● Assignment: Give back the full data, retyped precisely.

*** Opening of Data section ***

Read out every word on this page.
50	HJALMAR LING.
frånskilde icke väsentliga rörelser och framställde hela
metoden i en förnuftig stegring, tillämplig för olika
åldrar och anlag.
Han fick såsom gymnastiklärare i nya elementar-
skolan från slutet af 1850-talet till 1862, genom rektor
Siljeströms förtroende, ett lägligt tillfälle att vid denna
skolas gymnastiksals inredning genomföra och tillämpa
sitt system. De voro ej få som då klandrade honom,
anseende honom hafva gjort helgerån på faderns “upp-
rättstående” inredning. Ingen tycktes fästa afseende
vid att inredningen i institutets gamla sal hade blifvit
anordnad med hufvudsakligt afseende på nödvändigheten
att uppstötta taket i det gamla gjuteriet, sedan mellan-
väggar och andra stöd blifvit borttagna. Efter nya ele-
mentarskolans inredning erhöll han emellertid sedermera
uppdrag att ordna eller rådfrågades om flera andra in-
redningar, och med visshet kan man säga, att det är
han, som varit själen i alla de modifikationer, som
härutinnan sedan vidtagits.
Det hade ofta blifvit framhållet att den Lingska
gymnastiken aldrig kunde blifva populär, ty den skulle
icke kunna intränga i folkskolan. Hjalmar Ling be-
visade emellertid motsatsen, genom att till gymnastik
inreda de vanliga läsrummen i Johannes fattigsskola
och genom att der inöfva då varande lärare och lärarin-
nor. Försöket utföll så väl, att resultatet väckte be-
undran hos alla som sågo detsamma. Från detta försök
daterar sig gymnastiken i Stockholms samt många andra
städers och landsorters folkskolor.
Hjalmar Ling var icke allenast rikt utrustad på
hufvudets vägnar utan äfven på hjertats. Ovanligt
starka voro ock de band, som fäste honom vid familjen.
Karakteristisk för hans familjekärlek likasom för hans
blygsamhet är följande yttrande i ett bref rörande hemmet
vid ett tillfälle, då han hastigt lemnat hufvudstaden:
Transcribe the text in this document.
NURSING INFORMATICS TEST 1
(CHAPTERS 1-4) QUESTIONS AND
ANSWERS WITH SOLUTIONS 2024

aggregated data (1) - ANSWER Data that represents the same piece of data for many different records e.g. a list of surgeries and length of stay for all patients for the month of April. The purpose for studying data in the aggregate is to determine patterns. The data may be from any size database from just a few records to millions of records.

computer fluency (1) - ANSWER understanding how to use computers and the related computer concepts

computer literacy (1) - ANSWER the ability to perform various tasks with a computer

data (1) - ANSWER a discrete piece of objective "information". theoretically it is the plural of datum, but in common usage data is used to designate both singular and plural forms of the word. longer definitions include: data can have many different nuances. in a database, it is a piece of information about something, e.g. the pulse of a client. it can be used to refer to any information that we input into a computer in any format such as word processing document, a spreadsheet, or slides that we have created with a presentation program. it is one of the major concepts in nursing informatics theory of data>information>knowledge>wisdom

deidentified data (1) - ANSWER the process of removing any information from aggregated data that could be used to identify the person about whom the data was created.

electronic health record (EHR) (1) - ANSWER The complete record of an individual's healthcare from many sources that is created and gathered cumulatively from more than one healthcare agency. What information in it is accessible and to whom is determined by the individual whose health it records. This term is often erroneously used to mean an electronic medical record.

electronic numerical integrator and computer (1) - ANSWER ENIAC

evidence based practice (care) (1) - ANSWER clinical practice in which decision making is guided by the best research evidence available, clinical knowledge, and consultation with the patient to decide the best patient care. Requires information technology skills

*** Close of Data section ***

● Exercise response:
Read out every word on this page.
50	HJALMAR LING.
frånskilde icke väsentliga rörelser och framställde hela
metoden i en förnuftig stegring, tillämplig för olika
åldrar och anlag.
Han fick såsom gymnastiklärare i nya elementar-
skolan från slutet af 1850-talet till 1862, genom rektor
Siljeströms förtroende, ett lägligt tillfälle att vid denna
skolas gymnastiksals inredning genomföra och tillämpa
sitt system. De voro ej få som då klandrade honom,
anseende honom hafva gjort helgerån på faderns “upp-
rättstående” inredning. Ingen tycktes fästa afseende
vid att inredningen i institutets gamla sal hade blifvit
anordnad med hufvudsakligt afseende på nödvändigheten
att uppstötta taket i det gamla gjuteriet, sedan mellan-
väggar och andra stöd blifvit borttagna. Efter nya ele-
mentarskolans inredning erhöll han emellertid sedermera
uppdrag att ordna eller rådfrågades om flera andra in-
redningar, och med visshet kan man säga, att det är
han, som varit själen i alla de modifikationer, som
härutinnan sedan vidtagits.
Det hade ofta blifvit framhållet att den Lingska
gymnastiken aldrig kunde blifva populär, ty den skulle
icke kunna intränga i folkskolan. Hjalmar Ling be-
visade emellertid motsatsen, genom att till gymnastik
inreda de vanliga läsrummen i Johannes fattigsskola
och genom att der inöfva då varande lärare och lärarin-
nor. Försöket utföll så väl, att resultatet väckte be-
undran hos alla som sågo detsamma. Från detta försök
daterar sig gymnastiken i Stockholms samt många andra
städers och landsorters folkskolor.
Hjalmar Ling var icke allenast rikt utrustad på
hufvudets vägnar utan äfven på hjertats. Ovanligt
starka voro ock de band, som fäste honom vid familjen.
Karakteristisk för hans familjekärlek likasom för hans
blygsamhet är följande yttrande i ett bref rörande hemmet
vid ett tillfälle, då han hastigt lemnat hufvudstaden:
Transcribe the text in this document.
NURSING INFORMATICS TEST 1
(CHAPTERS 1-4) QUESTIONS AND
ANSWERS WITH SOLUTIONS 2024

aggregated data (1) - ANSWER Data that represents the same piece of data for many different records e.g. a list of surgeries and length of stay for all patients for the month of April. The purpose for studying data in the aggregate is to determine patterns. The data may be from any size database from just a few records to millions of records.

computer fluency (1) - ANSWER understanding how to use computers and the related computer concepts

computer literacy (1) - ANSWER the ability to perform various tasks with a computer

data (1) - ANSWER a discrete piece of objective "information". theoretically it is the plural of datum, but in common usage data is used to designate both singular and plural forms of the word. longer definitions include: data can have many different nuances. in a database, it is a piece of information about something, e.g. the pulse of a client. it can be used to refer to any information that we input into a computer in any format such as word processing document, a spreadsheet, or slides that we have created with a presentation program. it is one of the major concepts in nursing informatics theory of data>information>knowledge>wisdom

deidentified data (1) - ANSWER the process of removing any information from aggregated data that could be used to identify the person about whom the data was created.

electronic health record (EHR) (1) - ANSWER The complete record of an individual's healthcare from many sources that is created and gathered cumulatively from more than one healthcare agency. What information in it is accessible and to whom is determined by the individual whose health it records. This term is often erroneously used to mean an electronic medical record.

electronic numerical integrator and computer (1) - ANSWER ENIAC

evidence based practice (care) (1) - ANSWER clinical practice in which decision making is guided by the best research evidence available, clinical knowledge, and consultation with the patient to decide the best patient care. Requires information technology skills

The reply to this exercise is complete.